Begin

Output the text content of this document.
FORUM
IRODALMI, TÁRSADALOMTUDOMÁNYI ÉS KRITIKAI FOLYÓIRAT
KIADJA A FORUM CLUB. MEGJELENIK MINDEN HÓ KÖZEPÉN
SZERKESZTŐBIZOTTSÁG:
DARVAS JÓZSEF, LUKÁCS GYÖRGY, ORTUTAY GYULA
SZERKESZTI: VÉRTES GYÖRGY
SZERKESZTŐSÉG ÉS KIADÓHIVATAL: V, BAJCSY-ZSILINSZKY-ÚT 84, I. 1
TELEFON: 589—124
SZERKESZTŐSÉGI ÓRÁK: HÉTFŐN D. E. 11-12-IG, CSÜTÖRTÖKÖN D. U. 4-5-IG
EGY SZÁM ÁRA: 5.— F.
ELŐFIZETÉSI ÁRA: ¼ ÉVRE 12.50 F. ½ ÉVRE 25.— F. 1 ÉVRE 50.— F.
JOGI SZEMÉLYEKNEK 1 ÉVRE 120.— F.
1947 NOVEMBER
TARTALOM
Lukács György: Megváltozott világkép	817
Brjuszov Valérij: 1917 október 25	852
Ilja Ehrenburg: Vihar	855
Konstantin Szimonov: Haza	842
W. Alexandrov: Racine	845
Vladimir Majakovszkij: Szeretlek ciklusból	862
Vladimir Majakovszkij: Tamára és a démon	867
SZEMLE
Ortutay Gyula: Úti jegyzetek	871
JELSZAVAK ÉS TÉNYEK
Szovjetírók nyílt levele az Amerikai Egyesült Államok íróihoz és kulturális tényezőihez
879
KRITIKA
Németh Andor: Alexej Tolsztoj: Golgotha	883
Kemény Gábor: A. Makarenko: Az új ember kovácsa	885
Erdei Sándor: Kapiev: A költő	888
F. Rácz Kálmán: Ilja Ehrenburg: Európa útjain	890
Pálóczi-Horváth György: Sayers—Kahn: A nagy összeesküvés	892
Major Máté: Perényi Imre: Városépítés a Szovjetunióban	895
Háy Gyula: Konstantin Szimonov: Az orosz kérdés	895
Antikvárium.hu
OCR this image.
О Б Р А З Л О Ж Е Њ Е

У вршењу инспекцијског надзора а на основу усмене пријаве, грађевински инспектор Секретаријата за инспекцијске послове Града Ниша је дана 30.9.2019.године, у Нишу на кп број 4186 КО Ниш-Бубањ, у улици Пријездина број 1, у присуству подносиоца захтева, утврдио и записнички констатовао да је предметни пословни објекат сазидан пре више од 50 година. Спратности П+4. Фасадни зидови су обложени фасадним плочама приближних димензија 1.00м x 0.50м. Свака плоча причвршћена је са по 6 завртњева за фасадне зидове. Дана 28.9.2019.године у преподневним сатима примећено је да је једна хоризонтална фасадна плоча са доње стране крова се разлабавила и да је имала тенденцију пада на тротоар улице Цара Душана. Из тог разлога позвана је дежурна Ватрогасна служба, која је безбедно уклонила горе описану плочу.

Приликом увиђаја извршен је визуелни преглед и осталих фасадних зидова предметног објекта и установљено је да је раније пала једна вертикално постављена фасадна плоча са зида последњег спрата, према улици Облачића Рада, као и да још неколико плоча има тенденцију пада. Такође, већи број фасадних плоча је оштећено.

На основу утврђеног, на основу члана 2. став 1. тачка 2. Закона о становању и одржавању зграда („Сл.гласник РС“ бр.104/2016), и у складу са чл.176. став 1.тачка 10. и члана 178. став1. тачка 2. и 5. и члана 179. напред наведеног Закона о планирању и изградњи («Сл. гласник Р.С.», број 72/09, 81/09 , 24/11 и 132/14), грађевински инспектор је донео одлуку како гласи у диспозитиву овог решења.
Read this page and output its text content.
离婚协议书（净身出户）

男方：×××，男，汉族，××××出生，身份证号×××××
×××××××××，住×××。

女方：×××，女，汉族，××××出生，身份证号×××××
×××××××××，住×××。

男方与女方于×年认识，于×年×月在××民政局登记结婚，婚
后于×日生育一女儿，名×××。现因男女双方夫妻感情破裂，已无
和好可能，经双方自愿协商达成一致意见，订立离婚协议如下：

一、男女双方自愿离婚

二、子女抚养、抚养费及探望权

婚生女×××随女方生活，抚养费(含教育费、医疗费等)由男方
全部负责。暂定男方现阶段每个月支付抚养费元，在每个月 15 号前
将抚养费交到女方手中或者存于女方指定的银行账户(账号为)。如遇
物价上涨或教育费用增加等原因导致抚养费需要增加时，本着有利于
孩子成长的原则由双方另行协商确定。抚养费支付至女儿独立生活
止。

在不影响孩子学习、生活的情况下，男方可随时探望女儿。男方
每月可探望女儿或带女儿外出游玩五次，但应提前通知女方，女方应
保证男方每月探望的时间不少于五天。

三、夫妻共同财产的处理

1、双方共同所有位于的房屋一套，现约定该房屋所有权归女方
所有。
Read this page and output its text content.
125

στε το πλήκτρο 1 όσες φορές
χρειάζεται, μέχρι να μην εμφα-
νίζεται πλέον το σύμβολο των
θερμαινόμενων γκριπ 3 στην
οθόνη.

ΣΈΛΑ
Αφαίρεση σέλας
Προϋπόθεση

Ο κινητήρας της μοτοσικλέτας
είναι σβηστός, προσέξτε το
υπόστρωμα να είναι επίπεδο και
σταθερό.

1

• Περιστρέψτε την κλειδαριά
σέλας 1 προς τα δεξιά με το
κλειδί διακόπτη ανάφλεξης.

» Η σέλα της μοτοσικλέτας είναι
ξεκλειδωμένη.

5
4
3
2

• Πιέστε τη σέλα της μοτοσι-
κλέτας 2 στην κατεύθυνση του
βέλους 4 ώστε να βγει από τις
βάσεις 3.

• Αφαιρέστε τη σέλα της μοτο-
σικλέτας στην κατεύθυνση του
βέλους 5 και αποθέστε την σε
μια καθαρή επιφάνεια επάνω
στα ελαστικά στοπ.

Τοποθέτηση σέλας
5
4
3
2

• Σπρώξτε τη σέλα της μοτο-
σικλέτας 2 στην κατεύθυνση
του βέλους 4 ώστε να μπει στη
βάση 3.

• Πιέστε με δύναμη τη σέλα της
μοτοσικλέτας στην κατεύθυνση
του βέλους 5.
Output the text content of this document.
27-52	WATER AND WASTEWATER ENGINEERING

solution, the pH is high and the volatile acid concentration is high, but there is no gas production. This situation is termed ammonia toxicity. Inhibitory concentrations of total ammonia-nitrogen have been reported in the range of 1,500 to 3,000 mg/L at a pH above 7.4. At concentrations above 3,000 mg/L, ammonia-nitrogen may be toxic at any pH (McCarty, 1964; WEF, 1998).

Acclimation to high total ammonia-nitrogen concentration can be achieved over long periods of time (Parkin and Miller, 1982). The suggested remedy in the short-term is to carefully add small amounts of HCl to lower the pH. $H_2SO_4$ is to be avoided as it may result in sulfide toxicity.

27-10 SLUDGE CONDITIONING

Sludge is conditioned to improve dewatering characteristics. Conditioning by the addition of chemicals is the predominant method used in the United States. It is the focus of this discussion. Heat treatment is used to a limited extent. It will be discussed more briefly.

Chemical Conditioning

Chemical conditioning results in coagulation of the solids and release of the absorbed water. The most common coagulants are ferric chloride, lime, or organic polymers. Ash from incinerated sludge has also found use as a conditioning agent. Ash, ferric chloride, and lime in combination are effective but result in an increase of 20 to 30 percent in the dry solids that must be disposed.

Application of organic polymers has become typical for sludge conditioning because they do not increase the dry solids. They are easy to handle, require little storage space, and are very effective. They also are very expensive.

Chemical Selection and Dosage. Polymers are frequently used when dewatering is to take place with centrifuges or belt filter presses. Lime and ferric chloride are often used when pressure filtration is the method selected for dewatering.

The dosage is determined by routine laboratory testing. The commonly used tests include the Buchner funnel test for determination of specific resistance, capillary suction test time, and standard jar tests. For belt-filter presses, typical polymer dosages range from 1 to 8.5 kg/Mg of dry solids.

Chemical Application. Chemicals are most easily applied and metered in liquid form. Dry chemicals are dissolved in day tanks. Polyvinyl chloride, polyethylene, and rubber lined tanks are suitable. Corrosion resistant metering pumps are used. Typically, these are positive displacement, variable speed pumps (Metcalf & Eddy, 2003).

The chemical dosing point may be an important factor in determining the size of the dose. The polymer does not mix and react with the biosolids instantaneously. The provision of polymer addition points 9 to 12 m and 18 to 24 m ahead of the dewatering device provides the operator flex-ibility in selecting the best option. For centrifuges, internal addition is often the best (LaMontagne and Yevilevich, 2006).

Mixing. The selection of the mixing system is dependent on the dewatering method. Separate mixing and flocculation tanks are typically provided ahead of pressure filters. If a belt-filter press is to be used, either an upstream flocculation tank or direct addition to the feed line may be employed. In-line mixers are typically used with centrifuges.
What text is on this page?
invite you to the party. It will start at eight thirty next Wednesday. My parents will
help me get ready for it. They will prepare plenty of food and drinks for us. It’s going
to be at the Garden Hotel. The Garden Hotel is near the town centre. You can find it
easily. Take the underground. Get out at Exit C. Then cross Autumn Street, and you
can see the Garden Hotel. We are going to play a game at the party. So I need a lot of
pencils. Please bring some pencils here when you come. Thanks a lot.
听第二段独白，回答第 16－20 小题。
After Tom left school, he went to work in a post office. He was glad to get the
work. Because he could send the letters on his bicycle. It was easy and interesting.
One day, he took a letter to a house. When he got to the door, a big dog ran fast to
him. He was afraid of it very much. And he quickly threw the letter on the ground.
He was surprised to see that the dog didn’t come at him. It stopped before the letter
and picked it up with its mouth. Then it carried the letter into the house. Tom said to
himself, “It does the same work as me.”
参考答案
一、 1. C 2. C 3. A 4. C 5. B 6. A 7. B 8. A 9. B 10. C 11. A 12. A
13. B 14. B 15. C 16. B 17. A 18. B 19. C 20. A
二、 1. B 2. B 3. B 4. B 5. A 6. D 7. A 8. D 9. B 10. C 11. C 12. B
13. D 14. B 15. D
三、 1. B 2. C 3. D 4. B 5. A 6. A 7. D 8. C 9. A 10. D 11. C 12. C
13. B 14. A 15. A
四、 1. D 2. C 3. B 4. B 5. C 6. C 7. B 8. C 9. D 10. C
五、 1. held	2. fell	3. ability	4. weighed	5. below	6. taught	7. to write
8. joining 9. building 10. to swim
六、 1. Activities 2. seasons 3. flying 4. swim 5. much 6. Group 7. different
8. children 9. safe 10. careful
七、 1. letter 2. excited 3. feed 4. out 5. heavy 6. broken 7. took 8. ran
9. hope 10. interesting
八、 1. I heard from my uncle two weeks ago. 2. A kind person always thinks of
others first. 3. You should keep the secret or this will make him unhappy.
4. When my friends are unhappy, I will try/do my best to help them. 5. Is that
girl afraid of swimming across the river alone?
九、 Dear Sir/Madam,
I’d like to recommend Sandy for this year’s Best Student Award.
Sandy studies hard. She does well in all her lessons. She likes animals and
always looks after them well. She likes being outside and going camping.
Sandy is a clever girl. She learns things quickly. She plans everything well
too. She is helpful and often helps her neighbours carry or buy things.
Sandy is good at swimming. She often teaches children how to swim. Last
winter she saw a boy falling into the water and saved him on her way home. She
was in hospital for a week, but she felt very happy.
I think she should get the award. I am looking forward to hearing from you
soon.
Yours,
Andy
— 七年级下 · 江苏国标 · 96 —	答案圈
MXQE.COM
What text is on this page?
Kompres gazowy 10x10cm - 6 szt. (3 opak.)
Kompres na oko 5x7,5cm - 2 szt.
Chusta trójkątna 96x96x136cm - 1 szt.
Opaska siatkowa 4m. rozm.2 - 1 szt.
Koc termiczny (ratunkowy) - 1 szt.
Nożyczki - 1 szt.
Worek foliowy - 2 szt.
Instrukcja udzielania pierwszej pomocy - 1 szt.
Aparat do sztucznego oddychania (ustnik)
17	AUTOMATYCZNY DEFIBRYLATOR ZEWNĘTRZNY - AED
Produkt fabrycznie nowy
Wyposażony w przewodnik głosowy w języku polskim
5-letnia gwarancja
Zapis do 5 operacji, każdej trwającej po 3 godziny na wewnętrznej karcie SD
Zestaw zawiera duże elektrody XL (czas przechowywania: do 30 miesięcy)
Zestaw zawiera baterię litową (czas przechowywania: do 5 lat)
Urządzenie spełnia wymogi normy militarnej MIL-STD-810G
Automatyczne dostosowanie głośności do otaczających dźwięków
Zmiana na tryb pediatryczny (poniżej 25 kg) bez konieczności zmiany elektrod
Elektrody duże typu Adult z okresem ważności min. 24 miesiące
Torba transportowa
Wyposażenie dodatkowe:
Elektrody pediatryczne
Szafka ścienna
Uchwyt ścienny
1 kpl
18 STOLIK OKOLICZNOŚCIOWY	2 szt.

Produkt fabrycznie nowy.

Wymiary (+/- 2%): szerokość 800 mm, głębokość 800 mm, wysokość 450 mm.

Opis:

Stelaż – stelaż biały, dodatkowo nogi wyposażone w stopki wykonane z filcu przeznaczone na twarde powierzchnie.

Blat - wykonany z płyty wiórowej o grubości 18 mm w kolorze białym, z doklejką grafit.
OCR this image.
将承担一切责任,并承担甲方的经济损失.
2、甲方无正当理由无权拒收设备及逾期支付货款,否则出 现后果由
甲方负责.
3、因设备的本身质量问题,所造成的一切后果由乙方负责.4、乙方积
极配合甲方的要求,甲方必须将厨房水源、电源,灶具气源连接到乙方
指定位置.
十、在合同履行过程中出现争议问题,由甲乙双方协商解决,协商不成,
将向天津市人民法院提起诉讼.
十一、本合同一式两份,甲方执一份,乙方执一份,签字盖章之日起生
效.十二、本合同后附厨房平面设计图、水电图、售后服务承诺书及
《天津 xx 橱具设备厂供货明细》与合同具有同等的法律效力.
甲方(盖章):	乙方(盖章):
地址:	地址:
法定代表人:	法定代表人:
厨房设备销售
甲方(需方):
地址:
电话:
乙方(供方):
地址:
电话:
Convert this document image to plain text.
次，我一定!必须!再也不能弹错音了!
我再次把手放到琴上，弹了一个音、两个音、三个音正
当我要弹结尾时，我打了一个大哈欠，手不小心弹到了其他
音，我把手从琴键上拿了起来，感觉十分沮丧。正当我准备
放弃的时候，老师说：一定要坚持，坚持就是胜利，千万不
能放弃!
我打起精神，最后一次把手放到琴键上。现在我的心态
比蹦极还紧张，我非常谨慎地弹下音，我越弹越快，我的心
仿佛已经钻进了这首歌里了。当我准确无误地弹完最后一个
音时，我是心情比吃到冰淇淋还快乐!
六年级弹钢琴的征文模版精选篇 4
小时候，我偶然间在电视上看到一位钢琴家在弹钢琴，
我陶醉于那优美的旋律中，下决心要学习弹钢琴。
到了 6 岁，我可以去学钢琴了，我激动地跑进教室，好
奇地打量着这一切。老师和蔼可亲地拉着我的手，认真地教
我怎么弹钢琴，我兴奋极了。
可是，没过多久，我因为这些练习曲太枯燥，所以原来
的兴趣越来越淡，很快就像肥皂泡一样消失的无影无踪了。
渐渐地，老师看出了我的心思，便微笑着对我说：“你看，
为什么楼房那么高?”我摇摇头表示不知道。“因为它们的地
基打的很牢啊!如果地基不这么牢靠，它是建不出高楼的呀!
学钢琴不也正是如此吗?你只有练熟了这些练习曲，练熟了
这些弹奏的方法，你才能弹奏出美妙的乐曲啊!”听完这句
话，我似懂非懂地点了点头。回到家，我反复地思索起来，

End

■ **DIRECTIVE**:
Go through the data and gather every line that holds "toxicity".

■ **REPLY**:
solution, the pH is high and the volatile acid concentration is high, but there is no gas production. This situation is termed ammonia toxicity. Inhibitory concentrations of total ammonia-nitrogen have been reported in the range of 1,500 to 3,000 mg/L at a pH above 7.4. At concentrations above 3,000 mg/L, ammonia-nitrogen may be toxic at any pH (McCarty, 1964; WEF, 1998).
Acclimation to high total ammonia-nitrogen concentration can be achieved over long periods of time (Parkin and Miller, 1982). The suggested remedy in the short-term is to carefully add small amounts of HCl to lower the pH. $H_2SO_4$ is to be avoided as it may result in sulfide toxicity.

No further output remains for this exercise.